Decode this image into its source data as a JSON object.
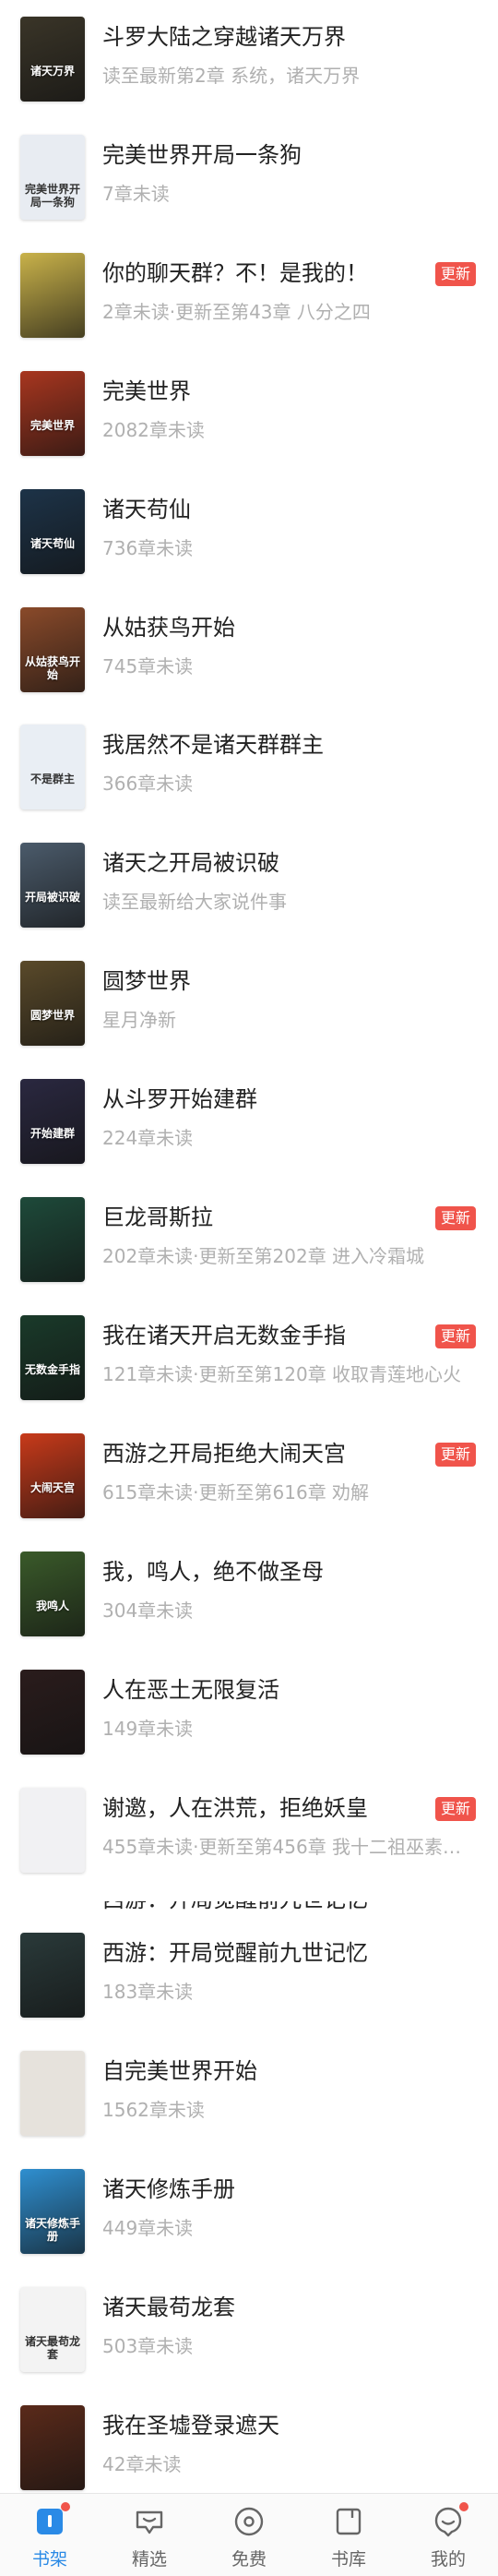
{
  "books": [
    {
      "title": "斗罗大陆之穿越诸天万界",
      "meta": "读至最新第2章 系统，诸天万界",
      "badge": "",
      "cover": "#3a3528",
      "cover_text": "诸天万界"
    },
    {
      "title": "完美世界开局一条狗",
      "meta": "7章未读",
      "badge": "",
      "cover": "#e8ecf2",
      "cover_text": "完美世界开局一条狗"
    },
    {
      "title": "你的聊天群？不！是我的！",
      "meta": "2章未读·更新至第43章 八分之四",
      "badge": "更新",
      "cover": "#c9b24a",
      "cover_text": ""
    },
    {
      "title": "完美世界",
      "meta": "2082章未读",
      "badge": "",
      "cover": "#a8361f",
      "cover_text": "完美世界"
    },
    {
      "title": "诸天苟仙",
      "meta": "736章未读",
      "badge": "",
      "cover": "#1d3348",
      "cover_text": "诸天苟仙"
    },
    {
      "title": "从姑获鸟开始",
      "meta": "745章未读",
      "badge": "",
      "cover": "#8a4a2a",
      "cover_text": "从姑获鸟开始"
    },
    {
      "title": "我居然不是诸天群群主",
      "meta": "366章未读",
      "badge": "",
      "cover": "#e9eef4",
      "cover_text": "不是群主"
    },
    {
      "title": "诸天之开局被识破",
      "meta": "读至最新给大家说件事",
      "badge": "",
      "cover": "#4b5b6b",
      "cover_text": "开局被识破"
    },
    {
      "title": "圆梦世界",
      "meta": "星月净新",
      "badge": "",
      "cover": "#5a4a2a",
      "cover_text": "圆梦世界"
    },
    {
      "title": "从斗罗开始建群",
      "meta": "224章未读",
      "badge": "",
      "cover": "#2a2840",
      "cover_text": "开始建群"
    },
    {
      "title": "巨龙哥斯拉",
      "meta": "202章未读·更新至第202章 进入冷霜城",
      "badge": "更新",
      "cover": "#1e4a3a",
      "cover_text": ""
    },
    {
      "title": "我在诸天开启无数金手指",
      "meta": "121章未读·更新至第120章 收取青莲地心火",
      "badge": "更新",
      "cover": "#1a3a2a",
      "cover_text": "无数金手指"
    },
    {
      "title": "西游之开局拒绝大闹天宫",
      "meta": "615章未读·更新至第616章 劝解",
      "badge": "更新",
      "cover": "#c83a1a",
      "cover_text": "大闹天宫"
    },
    {
      "title": "我，鸣人，绝不做圣母",
      "meta": "304章未读",
      "badge": "",
      "cover": "#3a5a2a",
      "cover_text": "我鸣人"
    },
    {
      "title": "人在恶土无限复活",
      "meta": "149章未读",
      "badge": "",
      "cover": "#2a1c1c",
      "cover_text": ""
    },
    {
      "title": "谢邀，人在洪荒，拒绝妖皇",
      "meta": "455章未读·更新至第456章 我十二祖巫素…",
      "badge": "更新",
      "cover": "#f1f1f3",
      "cover_text": ""
    },
    {
      "title": "西游：开局觉醒前九世记忆",
      "meta": "183章未读",
      "badge": "",
      "cover": "#2a3a3a",
      "cover_text": ""
    },
    {
      "title": "自完美世界开始",
      "meta": "1562章未读",
      "badge": "",
      "cover": "#e6e2dc",
      "cover_text": ""
    },
    {
      "title": "诸天修炼手册",
      "meta": "449章未读",
      "badge": "",
      "cover": "#2f8fd0",
      "cover_text": "诸天修炼手册"
    },
    {
      "title": "诸天最苟龙套",
      "meta": "503章未读",
      "badge": "",
      "cover": "#f3f3f3",
      "cover_text": "诸天最苟龙套"
    },
    {
      "title": "我在圣墟登录遮天",
      "meta": "42章未读",
      "badge": "",
      "cover": "#5a2a1a",
      "cover_text": ""
    }
  ],
  "partial_title": "西游：开局觉醒前九世记忆",
  "tabs": [
    {
      "label": "书架",
      "icon": "bookshelf-icon",
      "active": true,
      "dot": false
    },
    {
      "label": "精选",
      "icon": "featured-icon",
      "active": false,
      "dot": false
    },
    {
      "label": "免费",
      "icon": "free-icon",
      "active": false,
      "dot": false
    },
    {
      "label": "书库",
      "icon": "library-icon",
      "active": false,
      "dot": false
    },
    {
      "label": "我的",
      "icon": "profile-icon",
      "active": false,
      "dot": true
    }
  ],
  "colors": {
    "accent": "#2a8ae6",
    "badge": "#f0544b"
  }
}
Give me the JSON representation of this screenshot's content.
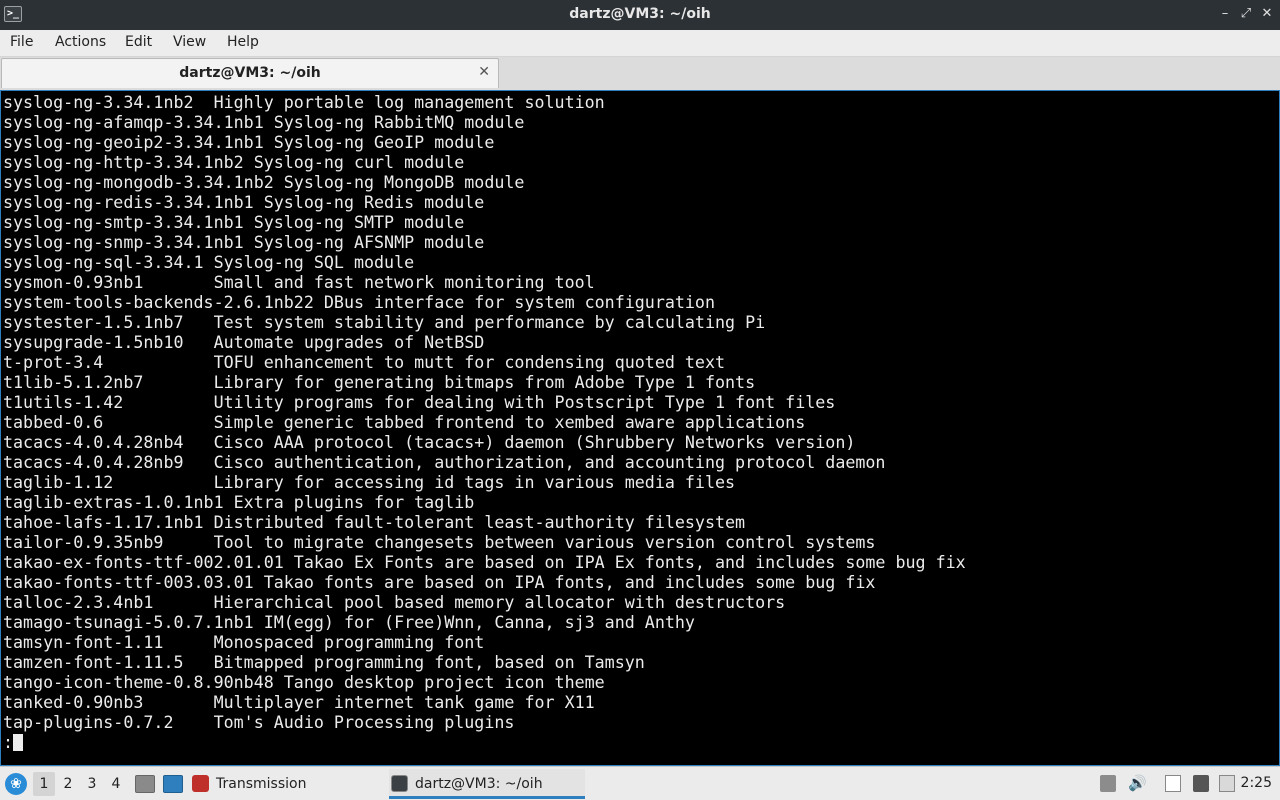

● **GIVEN TASK**
Restate the whole listing above exactly, please, omitting every image.

● **EXERCISE ANSWER**
Decode this image into its source data as a JSON object.
{
  "books": [
    {
      "title": "斗罗大陆之穿越诸天万界",
      "meta": "读至最新第2章 系统，诸天万界",
      "badge": "",
      "cover": "#3a3528",
      "cover_text": "诸天万界"
    },
    {
      "title": "完美世界开局一条狗",
      "meta": "7章未读",
      "badge": "",
      "cover": "#e8ecf2",
      "cover_text": "完美世界开局一条狗"
    },
    {
      "title": "你的聊天群？不！是我的！",
      "meta": "2章未读·更新至第43章 八分之四",
      "badge": "更新",
      "cover": "#c9b24a",
      "cover_text": ""
    },
    {
      "title": "完美世界",
      "meta": "2082章未读",
      "badge": "",
      "cover": "#a8361f",
      "cover_text": "完美世界"
    },
    {
      "title": "诸天苟仙",
      "meta": "736章未读",
      "badge": "",
      "cover": "#1d3348",
      "cover_text": "诸天苟仙"
    },
    {
      "title": "从姑获鸟开始",
      "meta": "745章未读",
      "badge": "",
      "cover": "#8a4a2a",
      "cover_text": "从姑获鸟开始"
    },
    {
      "title": "我居然不是诸天群群主",
      "meta": "366章未读",
      "badge": "",
      "cover": "#e9eef4",
      "cover_text": "不是群主"
    },
    {
      "title": "诸天之开局被识破",
      "meta": "读至最新给大家说件事",
      "badge": "",
      "cover": "#4b5b6b",
      "cover_text": "开局被识破"
    },
    {
      "title": "圆梦世界",
      "meta": "星月净新",
      "badge": "",
      "cover": "#5a4a2a",
      "cover_text": "圆梦世界"
    },
    {
      "title": "从斗罗开始建群",
      "meta": "224章未读",
      "badge": "",
      "cover": "#2a2840",
      "cover_text": "开始建群"
    },
    {
      "title": "巨龙哥斯拉",
      "meta": "202章未读·更新至第202章 进入冷霜城",
      "badge": "更新",
      "cover": "#1e4a3a",
      "cover_text": ""
    },
    {
      "title": "我在诸天开启无数金手指",
      "meta": "121章未读·更新至第120章 收取青莲地心火",
      "badge": "更新",
      "cover": "#1a3a2a",
      "cover_text": "无数金手指"
    },
    {
      "title": "西游之开局拒绝大闹天宫",
      "meta": "615章未读·更新至第616章 劝解",
      "badge": "更新",
      "cover": "#c83a1a",
      "cover_text": "大闹天宫"
    },
    {
      "title": "我，鸣人，绝不做圣母",
      "meta": "304章未读",
      "badge": "",
      "cover": "#3a5a2a",
      "cover_text": "我鸣人"
    },
    {
      "title": "人在恶土无限复活",
      "meta": "149章未读",
      "badge": "",
      "cover": "#2a1c1c",
      "cover_text": ""
    },
    {
      "title": "谢邀，人在洪荒，拒绝妖皇",
      "meta": "455章未读·更新至第456章 我十二祖巫素…",
      "badge": "更新",
      "cover": "#f1f1f3",
      "cover_text": ""
    },
    {
      "title": "西游：开局觉醒前九世记忆",
      "meta": "183章未读",
      "badge": "",
      "cover": "#2a3a3a",
      "cover_text": ""
    },
    {
      "title": "自完美世界开始",
      "meta": "1562章未读",
      "badge": "",
      "cover": "#e6e2dc",
      "cover_text": ""
    },
    {
      "title": "诸天修炼手册",
      "meta": "449章未读",
      "badge": "",
      "cover": "#2f8fd0",
      "cover_text": "诸天修炼手册"
    },
    {
      "title": "诸天最苟龙套",
      "meta": "503章未读",
      "badge": "",
      "cover": "#f3f3f3",
      "cover_text": "诸天最苟龙套"
    },
    {
      "title": "我在圣墟登录遮天",
      "meta": "42章未读",
      "badge": "",
      "cover": "#5a2a1a",
      "cover_text": ""
    }
  ],
  "partial_title": "西游：开局觉醒前九世记忆",
  "tabs": [
    {
      "label": "书架",
      "icon": "bookshelf-icon",
      "active": true,
      "dot": false
    },
    {
      "label": "精选",
      "icon": "featured-icon",
      "active": false,
      "dot": false
    },
    {
      "label": "免费",
      "icon": "free-icon",
      "active": false,
      "dot": false
    },
    {
      "label": "书库",
      "icon": "library-icon",
      "active": false,
      "dot": false
    },
    {
      "label": "我的",
      "icon": "profile-icon",
      "active": false,
      "dot": true
    }
  ],
  "colors": {
    "accent": "#2a8ae6",
    "badge": "#f0544b"
  }
}
Give me the JSON representation of this screenshot's content.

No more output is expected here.